#### PROBLEM REQUIREMENTS:
All of the records below must be output exactly, with no pictures carried over.

(Recorded data)
● ● ● ● ●

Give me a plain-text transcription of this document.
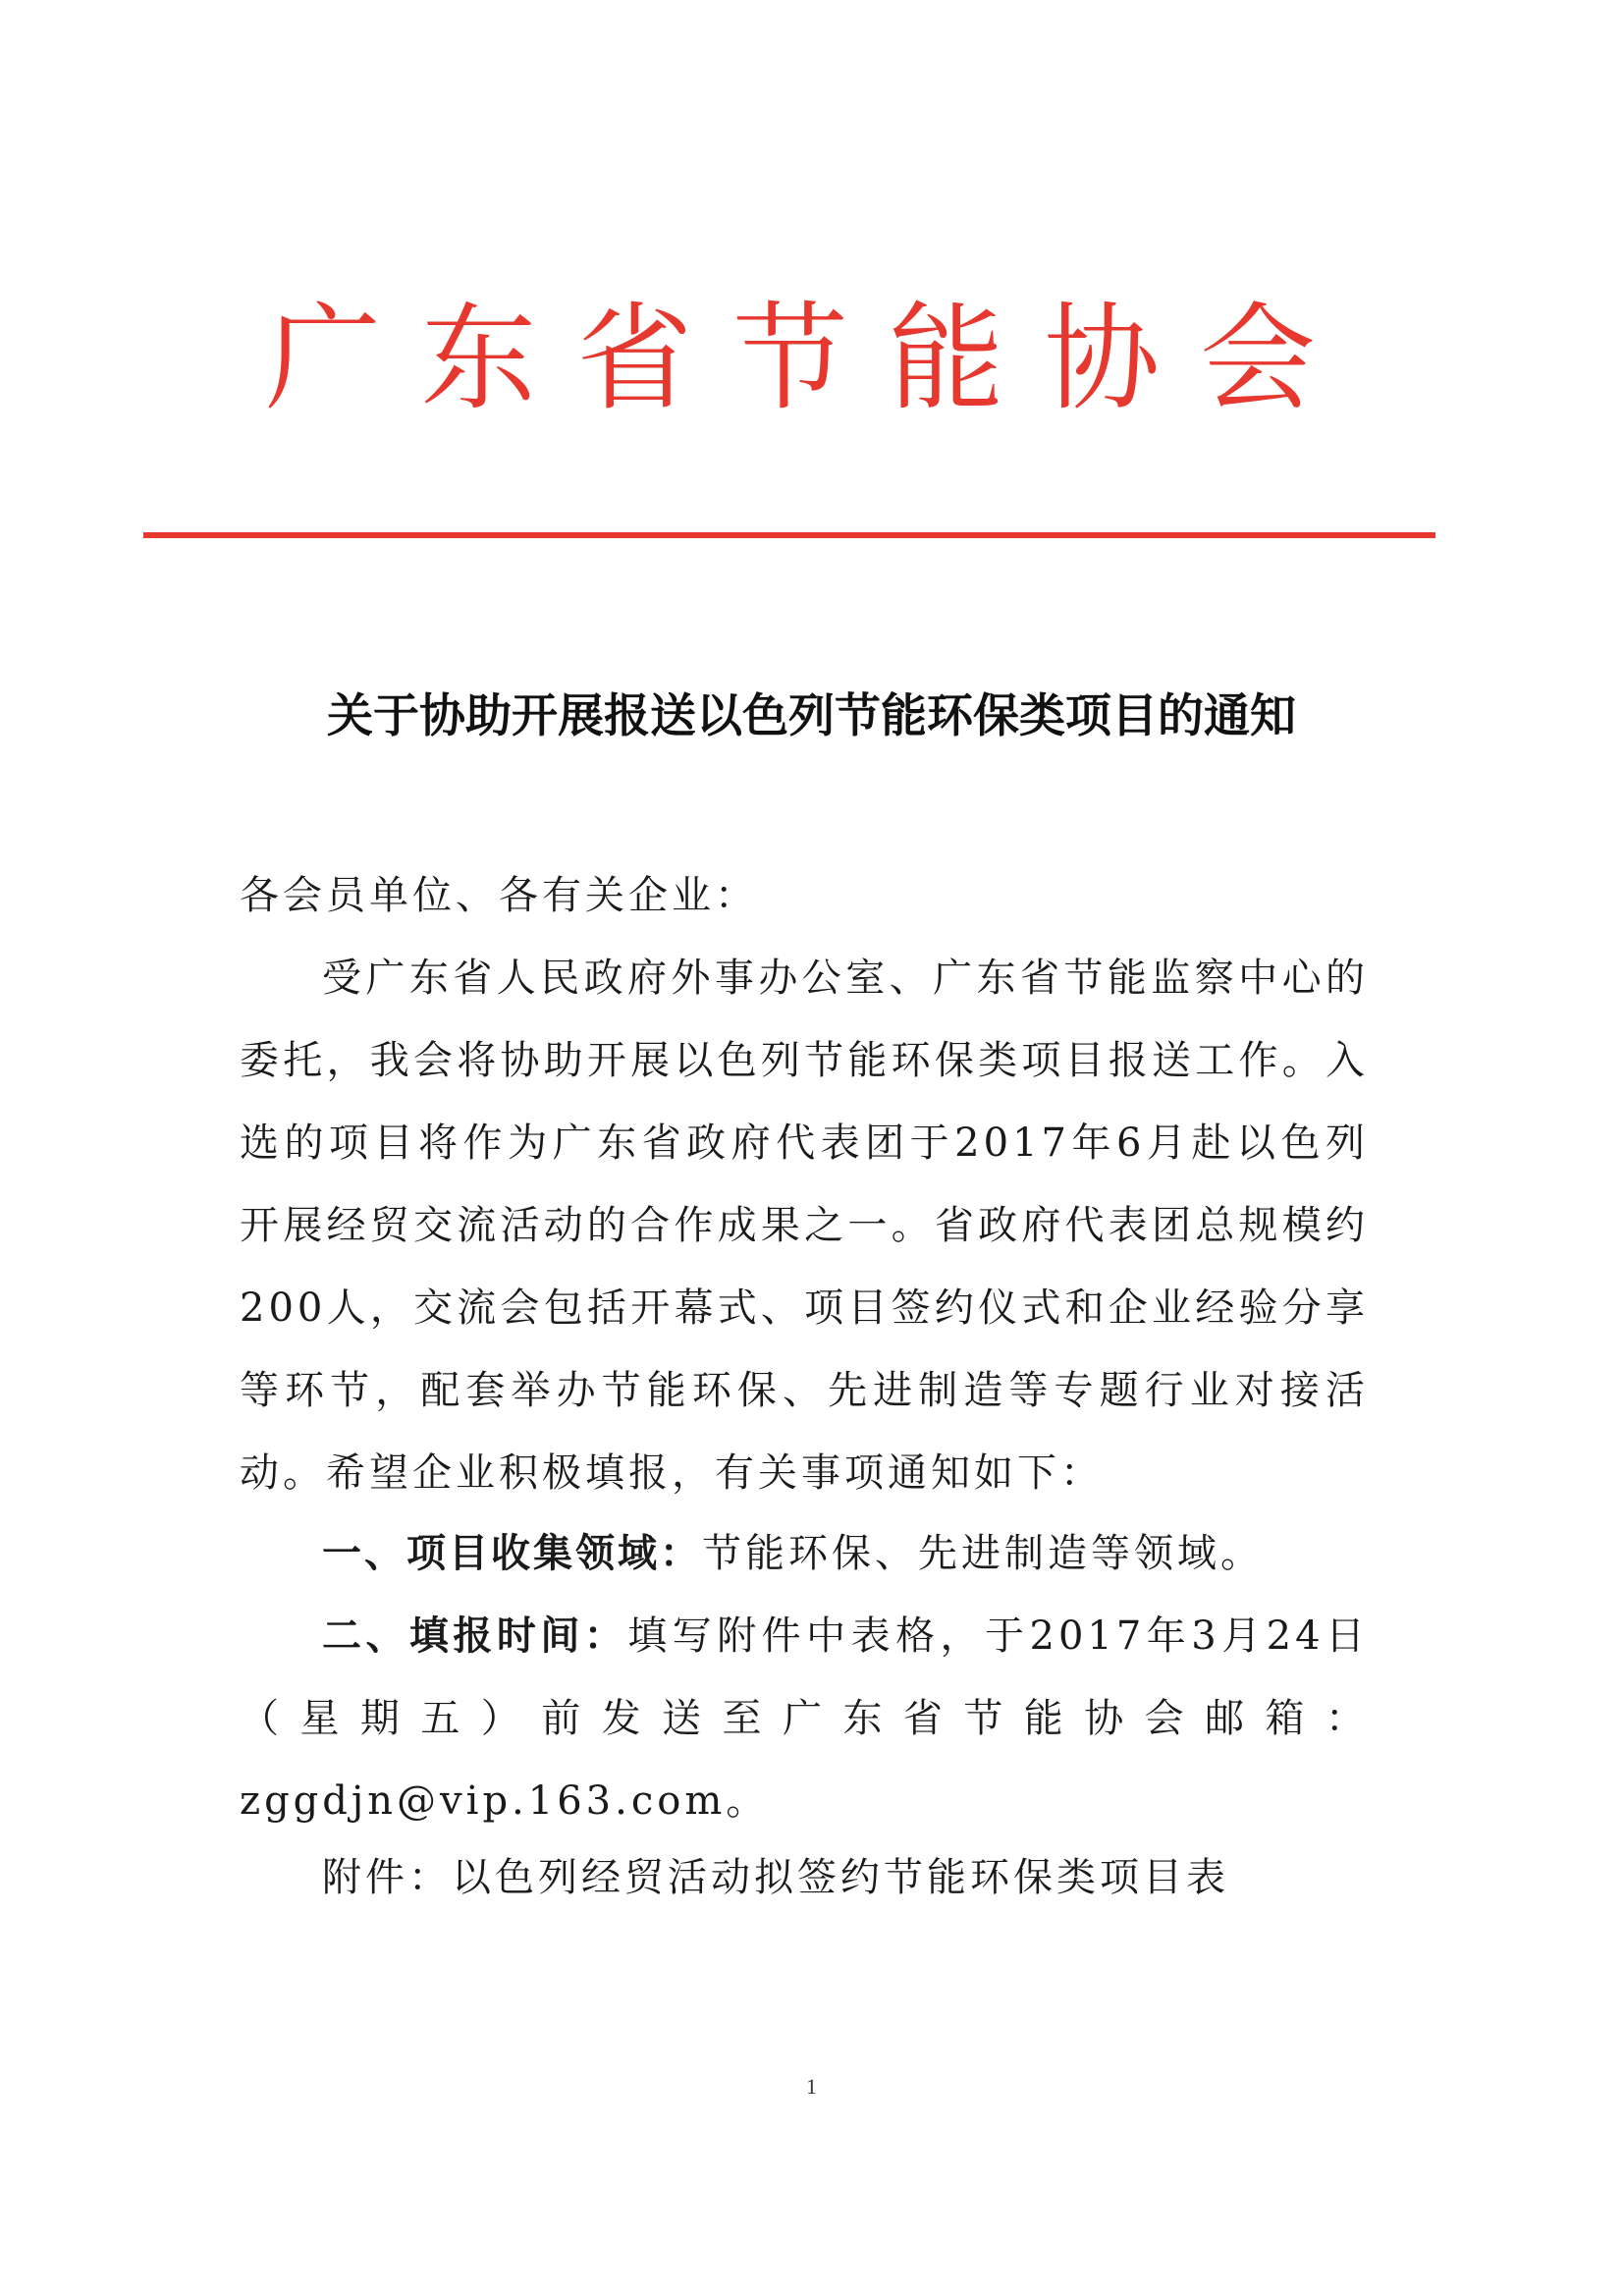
广 东 省 节 能 协 会
关于协助开展报送以色列节能环保类项目的通知

各会员单位、各有关企业：

受广东省人民政府外事办公室、广东省节能监察中心的委托，我会将协助开展以色列节能环保类项目报送工作。入选的项目将作为广东省政府代表团于2017年6月赴以色列开展经贸交流活动的合作成果之一。省政府代表团总规模约200人，交流会包括开幕式、项目签约仪式和企业经验分享等环节，配套举办节能环保、先进制造等专题行业对接活动。希望企业积极填报，有关事项通知如下：

一、项目收集领域：节能环保、先进制造等领域。

二、填报时间：填写附件中表格，于2017年3月24日（星期五）前发送至广东省节能协会邮箱：zggdjn@vip.163.com。

附件：以色列经贸活动拟签约节能环保类项目表

1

● ● ● ● ●

#### CORRECT OUTPUT:
Give me a plain-text transcription of this document.
广 东 省 节 能 协 会
关于协助开展报送以色列节能环保类项目的通知

各会员单位、各有关企业：

受广东省人民政府外事办公室、广东省节能监察中心的委托，我会将协助开展以色列节能环保类项目报送工作。入选的项目将作为广东省政府代表团于2017年6月赴以色列开展经贸交流活动的合作成果之一。省政府代表团总规模约200人，交流会包括开幕式、项目签约仪式和企业经验分享等环节，配套举办节能环保、先进制造等专题行业对接活动。希望企业积极填报，有关事项通知如下：

一、项目收集领域：节能环保、先进制造等领域。

二、填报时间：填写附件中表格，于2017年3月24日（星期五）前发送至广东省节能协会邮箱：zggdjn@vip.163.com。

附件：以色列经贸活动拟签约节能环保类项目表

1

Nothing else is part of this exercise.